# Start of RAW DATA
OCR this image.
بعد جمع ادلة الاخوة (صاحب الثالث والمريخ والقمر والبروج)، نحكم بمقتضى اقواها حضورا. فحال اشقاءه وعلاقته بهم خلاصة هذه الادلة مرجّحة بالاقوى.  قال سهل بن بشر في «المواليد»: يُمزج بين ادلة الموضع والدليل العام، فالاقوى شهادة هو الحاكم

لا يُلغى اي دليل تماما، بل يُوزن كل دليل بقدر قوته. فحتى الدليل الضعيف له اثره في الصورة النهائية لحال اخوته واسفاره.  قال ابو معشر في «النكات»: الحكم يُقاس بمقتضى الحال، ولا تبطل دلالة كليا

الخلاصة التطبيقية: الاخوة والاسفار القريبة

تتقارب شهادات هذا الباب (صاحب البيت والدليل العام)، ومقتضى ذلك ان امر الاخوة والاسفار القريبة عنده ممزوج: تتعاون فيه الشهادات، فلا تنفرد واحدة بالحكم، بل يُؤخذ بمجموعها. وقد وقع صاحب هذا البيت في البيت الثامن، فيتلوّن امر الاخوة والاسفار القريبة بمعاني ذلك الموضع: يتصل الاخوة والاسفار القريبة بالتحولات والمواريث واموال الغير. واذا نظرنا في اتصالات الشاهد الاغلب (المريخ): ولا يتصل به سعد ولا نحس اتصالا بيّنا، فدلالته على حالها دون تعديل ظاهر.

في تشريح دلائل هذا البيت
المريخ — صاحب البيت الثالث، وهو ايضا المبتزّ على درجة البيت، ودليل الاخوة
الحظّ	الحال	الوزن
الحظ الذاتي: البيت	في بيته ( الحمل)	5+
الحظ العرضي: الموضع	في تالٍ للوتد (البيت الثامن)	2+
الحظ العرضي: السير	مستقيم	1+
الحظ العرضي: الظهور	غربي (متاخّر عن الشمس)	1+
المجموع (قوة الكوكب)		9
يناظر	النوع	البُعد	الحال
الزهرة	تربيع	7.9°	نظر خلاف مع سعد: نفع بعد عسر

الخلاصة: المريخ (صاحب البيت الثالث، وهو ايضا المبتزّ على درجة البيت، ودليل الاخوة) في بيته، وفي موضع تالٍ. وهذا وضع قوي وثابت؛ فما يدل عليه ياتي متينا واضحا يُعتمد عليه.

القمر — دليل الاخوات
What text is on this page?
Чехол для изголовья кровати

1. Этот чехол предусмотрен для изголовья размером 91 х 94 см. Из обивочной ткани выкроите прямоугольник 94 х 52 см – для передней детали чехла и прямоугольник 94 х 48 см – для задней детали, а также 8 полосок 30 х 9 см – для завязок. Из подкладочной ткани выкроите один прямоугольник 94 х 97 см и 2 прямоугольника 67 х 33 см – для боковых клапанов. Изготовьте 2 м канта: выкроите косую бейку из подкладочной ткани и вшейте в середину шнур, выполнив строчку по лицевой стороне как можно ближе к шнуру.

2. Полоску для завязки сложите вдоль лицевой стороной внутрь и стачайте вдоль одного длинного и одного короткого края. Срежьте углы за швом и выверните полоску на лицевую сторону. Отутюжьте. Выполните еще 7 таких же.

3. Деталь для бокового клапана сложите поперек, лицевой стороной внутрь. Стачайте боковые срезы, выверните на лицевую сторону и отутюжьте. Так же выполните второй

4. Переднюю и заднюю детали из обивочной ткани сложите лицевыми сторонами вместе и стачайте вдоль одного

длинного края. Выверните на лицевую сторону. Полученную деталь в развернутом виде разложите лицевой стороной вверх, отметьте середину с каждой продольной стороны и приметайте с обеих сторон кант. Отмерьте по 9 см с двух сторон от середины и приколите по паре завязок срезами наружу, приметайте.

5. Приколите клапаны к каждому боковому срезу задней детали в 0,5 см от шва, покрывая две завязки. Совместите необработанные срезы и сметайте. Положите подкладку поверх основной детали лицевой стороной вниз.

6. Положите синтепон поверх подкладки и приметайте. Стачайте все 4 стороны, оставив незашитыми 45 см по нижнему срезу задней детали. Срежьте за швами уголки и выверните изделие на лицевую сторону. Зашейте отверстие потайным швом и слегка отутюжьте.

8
# End of RAW DATA
> _GOAL OF THE EXERCISE_
From the records above, please extract every line and repeat it exactly.

> _REPLY_
OCR this image.
بعد جمع ادلة الاخوة (صاحب الثالث والمريخ والقمر والبروج)، نحكم بمقتضى اقواها حضورا. فحال اشقاءه وعلاقته بهم خلاصة هذه الادلة مرجّحة بالاقوى.  قال سهل بن بشر في «المواليد»: يُمزج بين ادلة الموضع والدليل العام، فالاقوى شهادة هو الحاكم

لا يُلغى اي دليل تماما، بل يُوزن كل دليل بقدر قوته. فحتى الدليل الضعيف له اثره في الصورة النهائية لحال اخوته واسفاره.  قال ابو معشر في «النكات»: الحكم يُقاس بمقتضى الحال، ولا تبطل دلالة كليا

الخلاصة التطبيقية: الاخوة والاسفار القريبة

تتقارب شهادات هذا الباب (صاحب البيت والدليل العام)، ومقتضى ذلك ان امر الاخوة والاسفار القريبة عنده ممزوج: تتعاون فيه الشهادات، فلا تنفرد واحدة بالحكم، بل يُؤخذ بمجموعها. وقد وقع صاحب هذا البيت في البيت الثامن، فيتلوّن امر الاخوة والاسفار القريبة بمعاني ذلك الموضع: يتصل الاخوة والاسفار القريبة بالتحولات والمواريث واموال الغير. واذا نظرنا في اتصالات الشاهد الاغلب (المريخ): ولا يتصل به سعد ولا نحس اتصالا بيّنا، فدلالته على حالها دون تعديل ظاهر.

في تشريح دلائل هذا البيت
المريخ — صاحب البيت الثالث، وهو ايضا المبتزّ على درجة البيت، ودليل الاخوة
الحظّ	الحال	الوزن
الحظ الذاتي: البيت	في بيته ( الحمل)	5+
الحظ العرضي: الموضع	في تالٍ للوتد (البيت الثامن)	2+
الحظ العرضي: السير	مستقيم	1+
الحظ العرضي: الظهور	غربي (متاخّر عن الشمس)	1+
المجموع (قوة الكوكب)		9
يناظر	النوع	البُعد	الحال
الزهرة	تربيع	7.9°	نظر خلاف مع سعد: نفع بعد عسر

الخلاصة: المريخ (صاحب البيت الثالث، وهو ايضا المبتزّ على درجة البيت، ودليل الاخوة) في بيته، وفي موضع تالٍ. وهذا وضع قوي وثابت؛ فما يدل عليه ياتي متينا واضحا يُعتمد عليه.

القمر — دليل الاخوات
What text is on this page?
Чехол для изголовья кровати

1. Этот чехол предусмотрен для изголовья размером 91 х 94 см. Из обивочной ткани выкроите прямоугольник 94 х 52 см – для передней детали чехла и прямоугольник 94 х 48 см – для задней детали, а также 8 полосок 30 х 9 см – для завязок. Из подкладочной ткани выкроите один прямоугольник 94 х 97 см и 2 прямоугольника 67 х 33 см – для боковых клапанов. Изготовьте 2 м канта: выкроите косую бейку из подкладочной ткани и вшейте в середину шнур, выполнив строчку по лицевой стороне как можно ближе к шнуру.

2. Полоску для завязки сложите вдоль лицевой стороной внутрь и стачайте вдоль одного длинного и одного короткого края. Срежьте углы за швом и выверните полоску на лицевую сторону. Отутюжьте. Выполните еще 7 таких же.

3. Деталь для бокового клапана сложите поперек, лицевой стороной внутрь. Стачайте боковые срезы, выверните на лицевую сторону и отутюжьте. Так же выполните второй

4. Переднюю и заднюю детали из обивочной ткани сложите лицевыми сторонами вместе и стачайте вдоль одного

длинного края. Выверните на лицевую сторону. Полученную деталь в развернутом виде разложите лицевой стороной вверх, отметьте середину с каждой продольной стороны и приметайте с обеих сторон кант. Отмерьте по 9 см с двух сторон от середины и приколите по паре завязок срезами наружу, приметайте.

5. Приколите клапаны к каждому боковому срезу задней детали в 0,5 см от шва, покрывая две завязки. Совместите необработанные срезы и сметайте. Положите подкладку поверх основной детали лицевой стороной вниз.

6. Положите синтепон поверх подкладки и приметайте. Стачайте все 4 стороны, оставив незашитыми 45 см по нижнему срезу задней детали. Срежьте за швами уголки и выверните изделие на лицевую сторону. Зашейте отверстие потайным швом и слегка отутюжьте.

8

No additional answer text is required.